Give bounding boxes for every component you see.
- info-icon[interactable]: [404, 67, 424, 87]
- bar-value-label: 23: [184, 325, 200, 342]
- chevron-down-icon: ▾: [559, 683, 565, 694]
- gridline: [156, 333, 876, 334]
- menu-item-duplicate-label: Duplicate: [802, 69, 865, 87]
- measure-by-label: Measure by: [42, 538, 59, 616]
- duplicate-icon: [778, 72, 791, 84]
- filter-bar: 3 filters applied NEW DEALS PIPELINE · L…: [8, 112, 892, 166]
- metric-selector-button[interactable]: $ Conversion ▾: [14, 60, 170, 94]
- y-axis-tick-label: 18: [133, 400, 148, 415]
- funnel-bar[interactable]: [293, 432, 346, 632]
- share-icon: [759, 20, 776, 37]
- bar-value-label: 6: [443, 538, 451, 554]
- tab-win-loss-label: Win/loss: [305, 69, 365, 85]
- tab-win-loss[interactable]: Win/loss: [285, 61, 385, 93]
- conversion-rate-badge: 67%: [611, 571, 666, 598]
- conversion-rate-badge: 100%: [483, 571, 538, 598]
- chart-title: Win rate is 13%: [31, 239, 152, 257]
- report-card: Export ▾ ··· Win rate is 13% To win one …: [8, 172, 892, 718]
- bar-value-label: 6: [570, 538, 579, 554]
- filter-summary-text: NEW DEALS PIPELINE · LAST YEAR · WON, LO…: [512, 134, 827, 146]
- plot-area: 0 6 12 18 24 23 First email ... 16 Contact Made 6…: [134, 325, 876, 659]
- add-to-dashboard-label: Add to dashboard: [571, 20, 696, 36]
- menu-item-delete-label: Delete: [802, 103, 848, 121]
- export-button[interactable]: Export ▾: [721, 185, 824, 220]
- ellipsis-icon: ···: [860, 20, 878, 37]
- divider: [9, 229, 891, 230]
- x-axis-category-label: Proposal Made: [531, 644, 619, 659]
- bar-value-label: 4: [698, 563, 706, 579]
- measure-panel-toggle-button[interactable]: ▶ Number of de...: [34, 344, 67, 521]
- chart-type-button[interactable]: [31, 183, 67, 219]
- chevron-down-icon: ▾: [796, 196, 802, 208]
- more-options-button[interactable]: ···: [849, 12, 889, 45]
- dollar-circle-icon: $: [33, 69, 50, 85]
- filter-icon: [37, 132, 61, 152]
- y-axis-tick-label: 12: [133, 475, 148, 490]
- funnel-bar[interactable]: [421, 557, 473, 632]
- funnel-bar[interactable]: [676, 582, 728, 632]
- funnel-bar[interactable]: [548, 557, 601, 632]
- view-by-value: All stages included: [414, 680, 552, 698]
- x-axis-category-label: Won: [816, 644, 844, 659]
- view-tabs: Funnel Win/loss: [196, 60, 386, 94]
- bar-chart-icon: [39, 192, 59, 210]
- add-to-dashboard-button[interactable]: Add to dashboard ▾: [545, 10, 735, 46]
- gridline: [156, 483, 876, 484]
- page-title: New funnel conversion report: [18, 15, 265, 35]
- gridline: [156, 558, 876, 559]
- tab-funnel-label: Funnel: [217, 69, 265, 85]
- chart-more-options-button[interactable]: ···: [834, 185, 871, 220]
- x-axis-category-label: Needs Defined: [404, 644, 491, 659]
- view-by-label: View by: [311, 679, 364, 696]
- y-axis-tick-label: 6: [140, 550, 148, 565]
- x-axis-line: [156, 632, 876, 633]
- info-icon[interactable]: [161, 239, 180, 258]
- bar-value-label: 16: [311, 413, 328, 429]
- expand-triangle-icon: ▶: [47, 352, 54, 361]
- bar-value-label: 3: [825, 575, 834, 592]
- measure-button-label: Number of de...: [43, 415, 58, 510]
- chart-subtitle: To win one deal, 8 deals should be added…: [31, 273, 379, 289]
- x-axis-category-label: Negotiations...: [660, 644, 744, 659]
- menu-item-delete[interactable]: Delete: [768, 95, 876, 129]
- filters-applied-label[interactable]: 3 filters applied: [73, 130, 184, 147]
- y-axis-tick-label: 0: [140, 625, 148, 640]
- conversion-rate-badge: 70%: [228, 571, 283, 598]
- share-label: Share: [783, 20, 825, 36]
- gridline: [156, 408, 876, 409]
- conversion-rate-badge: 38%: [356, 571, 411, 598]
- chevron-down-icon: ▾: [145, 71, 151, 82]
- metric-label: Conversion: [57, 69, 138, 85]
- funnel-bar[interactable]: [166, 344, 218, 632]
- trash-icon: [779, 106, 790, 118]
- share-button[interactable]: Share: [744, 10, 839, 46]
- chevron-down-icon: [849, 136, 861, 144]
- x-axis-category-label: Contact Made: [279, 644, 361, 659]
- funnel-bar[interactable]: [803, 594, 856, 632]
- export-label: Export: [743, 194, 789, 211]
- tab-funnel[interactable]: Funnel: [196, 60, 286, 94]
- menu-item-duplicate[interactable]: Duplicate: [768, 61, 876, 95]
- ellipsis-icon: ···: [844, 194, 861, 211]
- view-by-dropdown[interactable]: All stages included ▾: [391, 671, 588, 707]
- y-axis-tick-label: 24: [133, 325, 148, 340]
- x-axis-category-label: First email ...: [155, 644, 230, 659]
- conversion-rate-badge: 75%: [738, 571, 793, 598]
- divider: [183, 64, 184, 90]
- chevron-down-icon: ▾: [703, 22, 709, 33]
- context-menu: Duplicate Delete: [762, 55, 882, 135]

» **EXERCISE GOAL**
Reproduce every line of the rows above verbatim, with nothing changed.

» **EXERCISE SOLUTION**
Give bounding boxes for every component you see.
- info-icon[interactable]: [404, 67, 424, 87]
- bar-value-label: 23: [184, 325, 200, 342]
- chevron-down-icon: ▾: [559, 683, 565, 694]
- gridline: [156, 333, 876, 334]
- menu-item-duplicate-label: Duplicate: [802, 69, 865, 87]
- measure-by-label: Measure by: [42, 538, 59, 616]
- duplicate-icon: [778, 72, 791, 84]
- filter-bar: 3 filters applied NEW DEALS PIPELINE · L…: [8, 112, 892, 166]
- metric-selector-button[interactable]: $ Conversion ▾: [14, 60, 170, 94]
- y-axis-tick-label: 18: [133, 400, 148, 415]
- funnel-bar[interactable]: [293, 432, 346, 632]
- share-icon: [759, 20, 776, 37]
- bar-value-label: 6: [443, 538, 451, 554]
- tab-win-loss-label: Win/loss: [305, 69, 365, 85]
- tab-win-loss[interactable]: Win/loss: [285, 61, 385, 93]
- conversion-rate-badge: 67%: [611, 571, 666, 598]
- conversion-rate-badge: 100%: [483, 571, 538, 598]
- chart-title: Win rate is 13%: [31, 239, 152, 257]
- report-card: Export ▾ ··· Win rate is 13% To win one …: [8, 172, 892, 718]
- bar-value-label: 6: [570, 538, 579, 554]
- filter-summary-text: NEW DEALS PIPELINE · LAST YEAR · WON, LO…: [512, 134, 827, 146]
- plot-area: 0 6 12 18 24 23 First email ... 16 Contact Made 6…: [134, 325, 876, 659]
- add-to-dashboard-label: Add to dashboard: [571, 20, 696, 36]
- menu-item-delete-label: Delete: [802, 103, 848, 121]
- export-button[interactable]: Export ▾: [721, 185, 824, 220]
- ellipsis-icon: ···: [860, 20, 878, 37]
- divider: [9, 229, 891, 230]
- x-axis-category-label: Proposal Made: [531, 644, 619, 659]
- bar-value-label: 4: [698, 563, 706, 579]
- measure-panel-toggle-button[interactable]: ▶ Number of de...: [34, 344, 67, 521]
- chart-type-button[interactable]: [31, 183, 67, 219]
- chevron-down-icon: ▾: [796, 196, 802, 208]
- more-options-button[interactable]: ···: [849, 12, 889, 45]
- dollar-circle-icon: $: [33, 69, 50, 85]
- filter-icon: [37, 132, 61, 152]
- y-axis-tick-label: 12: [133, 475, 148, 490]
- funnel-bar[interactable]: [421, 557, 473, 632]
- funnel-bar[interactable]: [676, 582, 728, 632]
- funnel-bar[interactable]: [548, 557, 601, 632]
- view-by-value: All stages included: [414, 680, 552, 698]
- x-axis-category-label: Won: [816, 644, 844, 659]
- view-tabs: Funnel Win/loss: [196, 60, 386, 94]
- bar-chart-icon: [39, 192, 59, 210]
- add-to-dashboard-button[interactable]: Add to dashboard ▾: [545, 10, 735, 46]
- gridline: [156, 483, 876, 484]
- page-title: New funnel conversion report: [18, 15, 265, 35]
- gridline: [156, 558, 876, 559]
- tab-funnel-label: Funnel: [217, 69, 265, 85]
- chart-more-options-button[interactable]: ···: [834, 185, 871, 220]
- x-axis-category-label: Needs Defined: [404, 644, 491, 659]
- view-by-label: View by: [311, 679, 364, 696]
- y-axis-tick-label: 6: [140, 550, 148, 565]
- x-axis-line: [156, 632, 876, 633]
- info-icon[interactable]: [161, 239, 180, 258]
- bar-value-label: 16: [311, 413, 328, 429]
- expand-triangle-icon: ▶: [47, 352, 54, 361]
- bar-value-label: 3: [825, 575, 834, 592]
- measure-button-label: Number of de...: [43, 415, 58, 510]
- chart-subtitle: To win one deal, 8 deals should be added…: [31, 273, 379, 289]
- x-axis-category-label: Negotiations...: [660, 644, 744, 659]
- menu-item-delete[interactable]: Delete: [768, 95, 876, 129]
- filters-applied-label[interactable]: 3 filters applied: [73, 130, 184, 147]
- y-axis-tick-label: 0: [140, 625, 148, 640]
- conversion-rate-badge: 70%: [228, 571, 283, 598]
- share-label: Share: [783, 20, 825, 36]
- gridline: [156, 408, 876, 409]
- conversion-rate-badge: 38%: [356, 571, 411, 598]
- chevron-down-icon: ▾: [145, 71, 151, 82]
- metric-label: Conversion: [57, 69, 138, 85]
- funnel-bar[interactable]: [166, 344, 218, 632]
- trash-icon: [779, 106, 790, 118]
- share-button[interactable]: Share: [744, 10, 839, 46]
- chevron-down-icon: [849, 136, 861, 144]
- x-axis-category-label: Contact Made: [279, 644, 361, 659]
- funnel-bar[interactable]: [803, 594, 856, 632]
- export-label: Export: [743, 194, 789, 211]
- tab-funnel[interactable]: Funnel: [196, 60, 286, 94]
- menu-item-duplicate[interactable]: Duplicate: [768, 61, 876, 95]
- ellipsis-icon: ···: [844, 194, 861, 211]
- view-by-dropdown[interactable]: All stages included ▾: [391, 671, 588, 707]
- y-axis-tick-label: 24: [133, 325, 148, 340]
- x-axis-category-label: First email ...: [155, 644, 230, 659]
- conversion-rate-badge: 75%: [738, 571, 793, 598]
- divider: [183, 64, 184, 90]
- chevron-down-icon: ▾: [703, 22, 709, 33]
- context-menu: Duplicate Delete: [762, 55, 882, 135]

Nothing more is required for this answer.